▶ **Exercise instructions**:
Return all of the data exactly as written, without the pictures.

[Data extracted from a collection]
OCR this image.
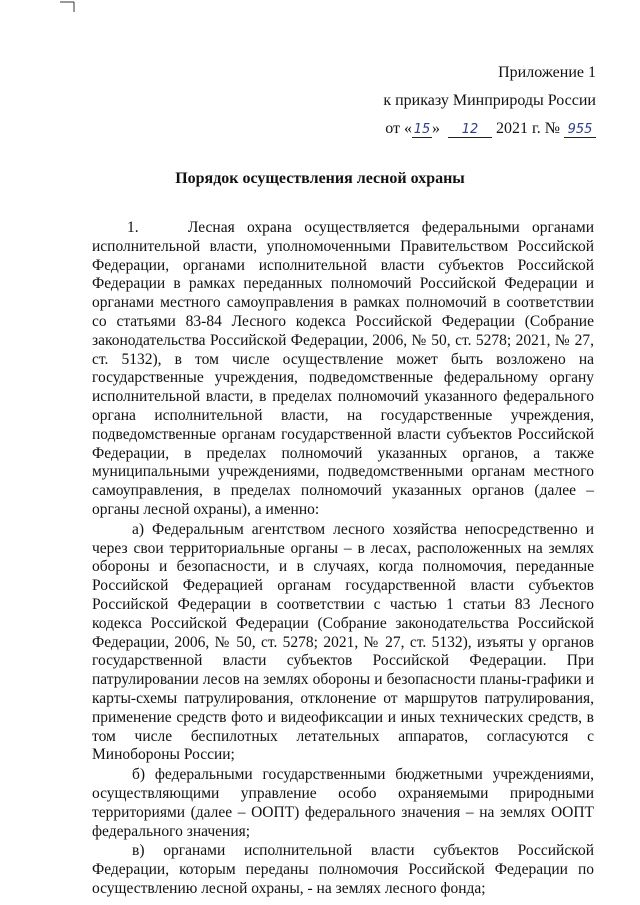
Приложение 1
к приказу Минприроды России
от « 15 » 12 2021 г. № 955
Порядок осуществления лесной охраны

1.    Лесная охрана осуществляется федеральными органами исполнительной власти, уполномоченными Правительством Российской Федерации, органами исполнительной власти субъектов Российской Федерации в рамках переданных полномочий Российской Федерации и органами местного самоуправления в рамках полномочий в соответствии со статьями 83-84 Лесного кодекса Российской Федерации (Собрание законодательства Российской Федерации, 2006, № 50, ст. 5278; 2021, № 27, ст. 5132), в том числе осуществление может быть возложено на государственные учреждения, подведомственные федеральному органу исполнительной власти, в пределах полномочий указанного федерального органа исполнительной власти, на государственные учреждения, подведомственные органам государственной власти субъектов Российской Федерации, в пределах полномочий указанных органов, а также муниципальными учреждениями, подведомственными органам местного самоуправления, в пределах полномочий указанных органов (далее – органы лесной охраны), а именно:

а) Федеральным агентством лесного хозяйства непосредственно и через свои территориальные органы – в лесах, расположенных на землях обороны и безопасности, и в случаях, когда полномочия, переданные Российской Федерацией органам государственной власти субъектов Российской Федерации в соответствии с частью 1 статьи 83 Лесного кодекса Российской Федерации (Собрание законодательства Российской Федерации, 2006, № 50, ст. 5278; 2021, № 27, ст. 5132), изъяты у органов государственной власти субъектов Российской Федерации. При патрулировании лесов на землях обороны и безопасности планы-графики и карты-схемы патрулирования, отклонение от маршрутов патрулирования, применение средств фото и видеофиксации и иных технических средств, в том числе беспилотных летательных аппаратов, согласуются с Минобороны России;

б) федеральными государственными бюджетными учреждениями, осуществляющими управление особо охраняемыми природными территориями (далее – ООПТ) федерального значения – на землях ООПТ федерального значения;

в) органами исполнительной власти субъектов Российской Федерации, которым переданы полномочия Российской Федерации по осуществлению лесной охраны, - на землях лесного фонда;
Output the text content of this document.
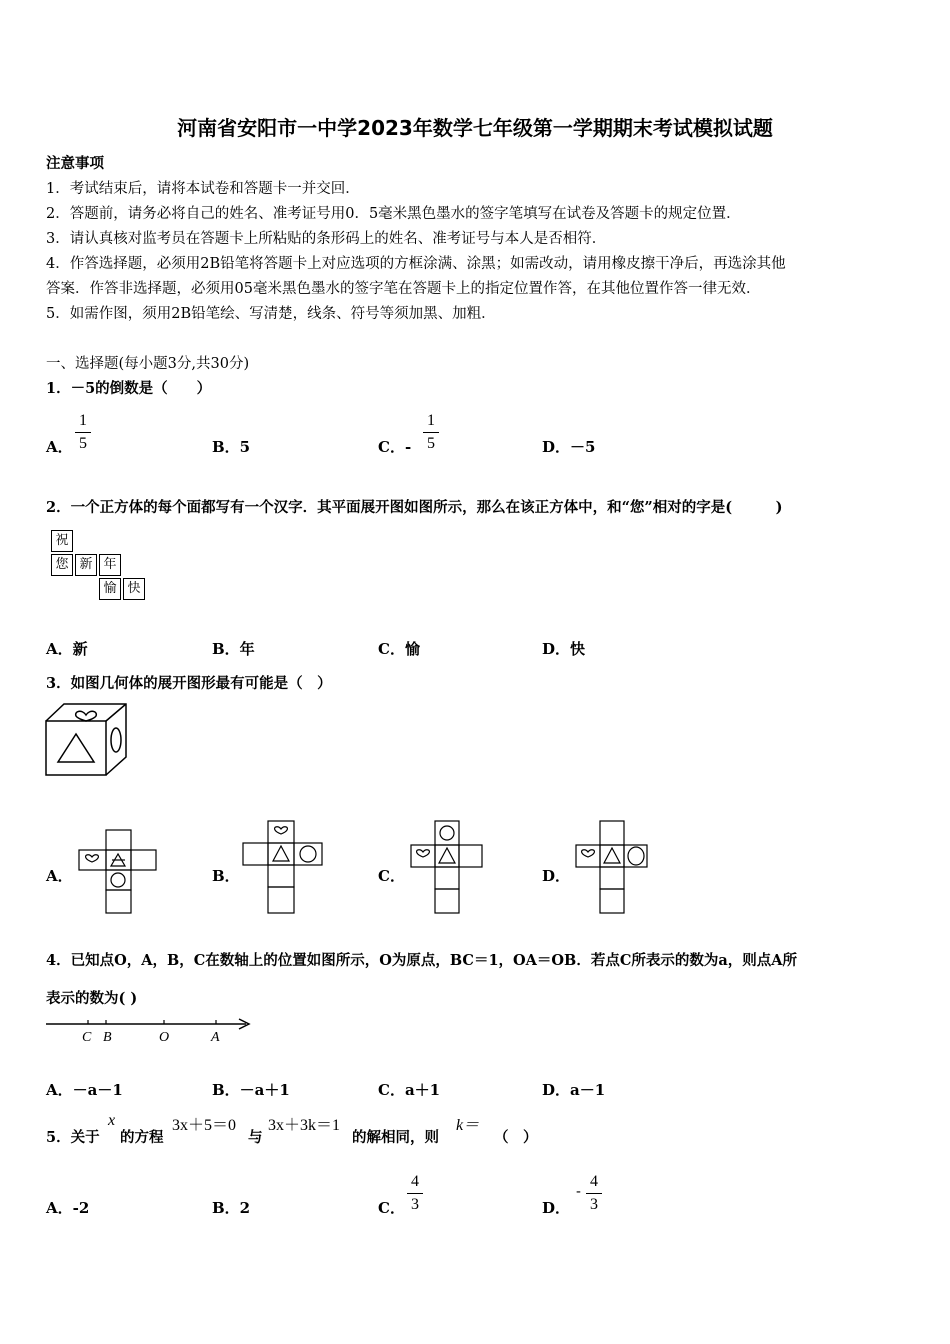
河南省安阳市一中学2023年数学七年级第一学期期末考试模拟试题
注意事项
1．考试结束后，请将本试卷和答题卡一并交回．
2．答题前，请务必将自己的姓名、准考证号用0．5毫米黑色墨水的签字笔填写在试卷及答题卡的规定位置．
3．请认真核对监考员在答题卡上所粘贴的条形码上的姓名、准考证号与本人是否相符．
4．作答选择题，必须用2B铅笔将答题卡上对应选项的方框涂满、涂黑；如需改动，请用橡皮擦干净后，再选涂其他
答案．作答非选择题，必须用05毫米黑色墨水的签字笔在答题卡上的指定位置作答，在其他位置作答一律无效．
5．如需作图，须用2B铅笔绘、写清楚，线条、符号等须加黑、加粗．
一、选择题(每小题3分,共30分)
1．－5的倒数是（　　）
A．
1
5	B．5	C．-
1
5	D．－5
2．一个正方体的每个面都写有一个汉字．其平面展开图如图所示，那么在该正方体中，和“您”相对的字是(　　　)
祝
您 新 年
愉 快
A．新	B．年	C．愉	D．快
3．如图几何体的展开图形最有可能是（　）
A．	B．	C．	D．
4．已知点O，A，B，C在数轴上的位置如图所示，O为原点，BC＝1，OA＝OB．若点C所表示的数为a，则点A所
表示的数为( )
C B	O	A
A．－a－1	B．－a＋1	C．a＋1	D．a－1
5．关于
x
的方程
3x＋5＝0
与
3x＋3k＝1
的解相同，则
k＝
（　）
A．-2	B．2	C．
4
3	D．
-
4
3
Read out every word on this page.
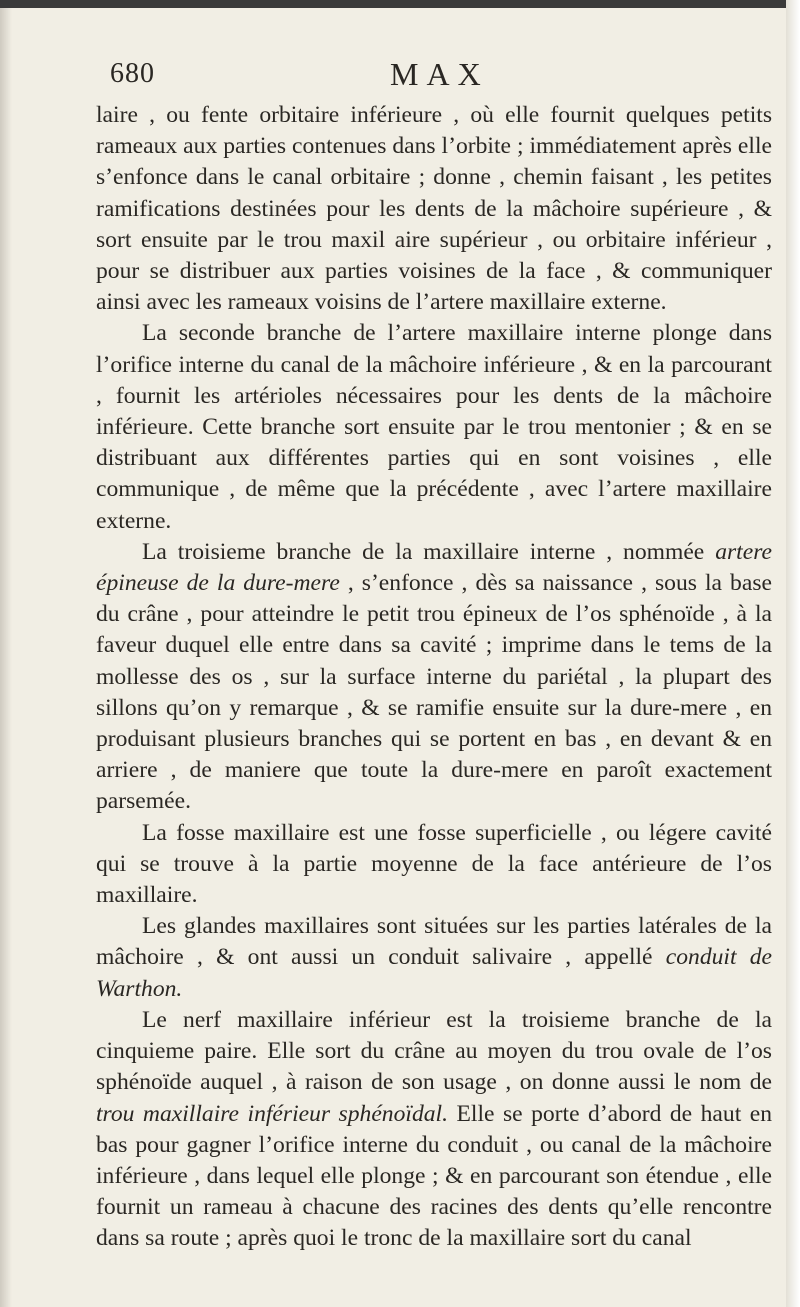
680	MAX

laire , ou fente orbitaire inférieure , où elle fournit quelques petits rameaux aux parties contenues dans l’orbite ; immédiatement après elle s’enfonce dans le canal orbitaire ; donne , chemin faisant , les petites ramifications destinées pour les dents de la mâchoire supérieure , & sort ensuite par le trou maxil aire supérieur , ou orbitaire inférieur , pour se distribuer aux parties voisines de la face , & communiquer ainsi avec les rameaux voisins de l’artere maxillaire externe.

La seconde branche de l’artere maxillaire interne plonge dans l’orifice interne du canal de la mâchoire inférieure , & en la parcourant , fournit les artérioles nécessaires pour les dents de la mâchoire inférieure. Cette branche sort ensuite par le trou mentonier ; & en se distribuant aux différentes parties qui en sont voisines , elle communique , de même que la précédente , avec l’artere maxillaire externe.

La troisieme branche de la maxillaire interne , nommée artere épineuse de la dure-mere , s’enfonce , dès sa naissance , sous la base du crâne , pour atteindre le petit trou épineux de l’os sphénoïde , à la faveur duquel elle entre dans sa cavité ; imprime dans le tems de la mollesse des os , sur la surface interne du pariétal , la plupart des sillons qu’on y remarque , & se ramifie ensuite sur la dure-mere , en produisant plusieurs branches qui se portent en bas , en devant & en arriere , de maniere que toute la dure-mere en paroît exactement parsemée.

La fosse maxillaire est une fosse superficielle , ou légere cavité qui se trouve à la partie moyenne de la face antérieure de l’os maxillaire.

Les glandes maxillaires sont situées sur les parties latérales de la mâchoire , & ont aussi un conduit salivaire , appellé conduit de Warthon.

Le nerf maxillaire inférieur est la troisieme branche de la cinquieme paire. Elle sort du crâne au moyen du trou ovale de l’os sphénoïde auquel , à raison de son usage , on donne aussi le nom de trou maxillaire inférieur sphénoïdal. Elle se porte d’abord de haut en bas pour gagner l’orifice interne du conduit , ou canal de la mâchoire inférieure , dans lequel elle plonge ; & en parcourant son étendue , elle fournit un rameau à chacune des racines des dents qu’elle rencontre dans sa route ; après quoi le tronc de la maxillaire sort du canal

▶ **Written solution**:
OCR this image.
Приложение 1
к приказу Минприроды России
от « 15 » 12 2021 г. № 955
Порядок осуществления лесной охраны

1.    Лесная охрана осуществляется федеральными органами исполнительной власти, уполномоченными Правительством Российской Федерации, органами исполнительной власти субъектов Российской Федерации в рамках переданных полномочий Российской Федерации и органами местного самоуправления в рамках полномочий в соответствии со статьями 83-84 Лесного кодекса Российской Федерации (Собрание законодательства Российской Федерации, 2006, № 50, ст. 5278; 2021, № 27, ст. 5132), в том числе осуществление может быть возложено на государственные учреждения, подведомственные федеральному органу исполнительной власти, в пределах полномочий указанного федерального органа исполнительной власти, на государственные учреждения, подведомственные органам государственной власти субъектов Российской Федерации, в пределах полномочий указанных органов, а также муниципальными учреждениями, подведомственными органам местного самоуправления, в пределах полномочий указанных органов (далее – органы лесной охраны), а именно:

а) Федеральным агентством лесного хозяйства непосредственно и через свои территориальные органы – в лесах, расположенных на землях обороны и безопасности, и в случаях, когда полномочия, переданные Российской Федерацией органам государственной власти субъектов Российской Федерации в соответствии с частью 1 статьи 83 Лесного кодекса Российской Федерации (Собрание законодательства Российской Федерации, 2006, № 50, ст. 5278; 2021, № 27, ст. 5132), изъяты у органов государственной власти субъектов Российской Федерации. При патрулировании лесов на землях обороны и безопасности планы-графики и карты-схемы патрулирования, отклонение от маршрутов патрулирования, применение средств фото и видеофиксации и иных технических средств, в том числе беспилотных летательных аппаратов, согласуются с Минобороны России;

б) федеральными государственными бюджетными учреждениями, осуществляющими управление особо охраняемыми природными территориями (далее – ООПТ) федерального значения – на землях ООПТ федерального значения;

в) органами исполнительной власти субъектов Российской Федерации, которым переданы полномочия Российской Федерации по осуществлению лесной охраны, - на землях лесного фонда;
Output the text content of this document.
河南省安阳市一中学2023年数学七年级第一学期期末考试模拟试题
注意事项
1．考试结束后，请将本试卷和答题卡一并交回．
2．答题前，请务必将自己的姓名、准考证号用0．5毫米黑色墨水的签字笔填写在试卷及答题卡的规定位置．
3．请认真核对监考员在答题卡上所粘贴的条形码上的姓名、准考证号与本人是否相符．
4．作答选择题，必须用2B铅笔将答题卡上对应选项的方框涂满、涂黑；如需改动，请用橡皮擦干净后，再选涂其他
答案．作答非选择题，必须用05毫米黑色墨水的签字笔在答题卡上的指定位置作答，在其他位置作答一律无效．
5．如需作图，须用2B铅笔绘、写清楚，线条、符号等须加黑、加粗．
一、选择题(每小题3分,共30分)
1．－5的倒数是（　　）
A．
1
5	B．5	C．-
1
5	D．－5
2．一个正方体的每个面都写有一个汉字．其平面展开图如图所示，那么在该正方体中，和“您”相对的字是(　　　)
祝
您 新 年
愉 快
A．新	B．年	C．愉	D．快
3．如图几何体的展开图形最有可能是（　）
A．	B．	C．	D．
4．已知点O，A，B，C在数轴上的位置如图所示，O为原点，BC＝1，OA＝OB．若点C所表示的数为a，则点A所
表示的数为( )
C B	O	A
A．－a－1	B．－a＋1	C．a＋1	D．a－1
5．关于
x
的方程
3x＋5＝0
与
3x＋3k＝1
的解相同，则
k＝
（　）
A．-2	B．2	C．
4
3	D．
-
4
3
Read out every word on this page.
680	MAX

laire , ou fente orbitaire inférieure , où elle fournit quelques petits rameaux aux parties contenues dans l’orbite ; immédiatement après elle s’enfonce dans le canal orbitaire ; donne , chemin faisant , les petites ramifications destinées pour les dents de la mâchoire supérieure , & sort ensuite par le trou maxil aire supérieur , ou orbitaire inférieur , pour se distribuer aux parties voisines de la face , & communiquer ainsi avec les rameaux voisins de l’artere maxillaire externe.

La seconde branche de l’artere maxillaire interne plonge dans l’orifice interne du canal de la mâchoire inférieure , & en la parcourant , fournit les artérioles nécessaires pour les dents de la mâchoire inférieure. Cette branche sort ensuite par le trou mentonier ; & en se distribuant aux différentes parties qui en sont voisines , elle communique , de même que la précédente , avec l’artere maxillaire externe.

La troisieme branche de la maxillaire interne , nommée artere épineuse de la dure-mere , s’enfonce , dès sa naissance , sous la base du crâne , pour atteindre le petit trou épineux de l’os sphénoïde , à la faveur duquel elle entre dans sa cavité ; imprime dans le tems de la mollesse des os , sur la surface interne du pariétal , la plupart des sillons qu’on y remarque , & se ramifie ensuite sur la dure-mere , en produisant plusieurs branches qui se portent en bas , en devant & en arriere , de maniere que toute la dure-mere en paroît exactement parsemée.

La fosse maxillaire est une fosse superficielle , ou légere cavité qui se trouve à la partie moyenne de la face antérieure de l’os maxillaire.

Les glandes maxillaires sont situées sur les parties latérales de la mâchoire , & ont aussi un conduit salivaire , appellé conduit de Warthon.

Le nerf maxillaire inférieur est la troisieme branche de la cinquieme paire. Elle sort du crâne au moyen du trou ovale de l’os sphénoïde auquel , à raison de son usage , on donne aussi le nom de trou maxillaire inférieur sphénoïdal. Elle se porte d’abord de haut en bas pour gagner l’orifice interne du conduit , ou canal de la mâchoire inférieure , dans lequel elle plonge ; & en parcourant son étendue , elle fournit un rameau à chacune des racines des dents qu’elle rencontre dans sa route ; après quoi le tronc de la maxillaire sort du canal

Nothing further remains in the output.